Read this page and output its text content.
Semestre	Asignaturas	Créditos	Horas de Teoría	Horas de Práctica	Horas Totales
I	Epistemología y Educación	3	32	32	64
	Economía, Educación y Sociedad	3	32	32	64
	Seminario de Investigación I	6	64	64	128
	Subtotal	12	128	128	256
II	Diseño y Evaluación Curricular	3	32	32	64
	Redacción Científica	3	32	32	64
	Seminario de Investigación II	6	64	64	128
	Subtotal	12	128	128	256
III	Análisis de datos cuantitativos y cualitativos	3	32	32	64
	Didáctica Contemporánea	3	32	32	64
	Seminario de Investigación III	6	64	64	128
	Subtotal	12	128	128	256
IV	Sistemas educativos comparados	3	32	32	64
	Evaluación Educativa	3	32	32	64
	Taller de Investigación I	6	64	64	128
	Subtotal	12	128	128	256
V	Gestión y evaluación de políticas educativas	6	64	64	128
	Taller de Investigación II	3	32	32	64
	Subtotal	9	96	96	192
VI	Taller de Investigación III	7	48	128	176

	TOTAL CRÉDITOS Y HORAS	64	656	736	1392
------------
**TASK BRIEF:** Every line that holds the string "Educación" should be returned.

**TASK RESULT:**
I	Epistemología y Educación	3	32	32	64
	Economía, Educación y Sociedad	3	32	32	64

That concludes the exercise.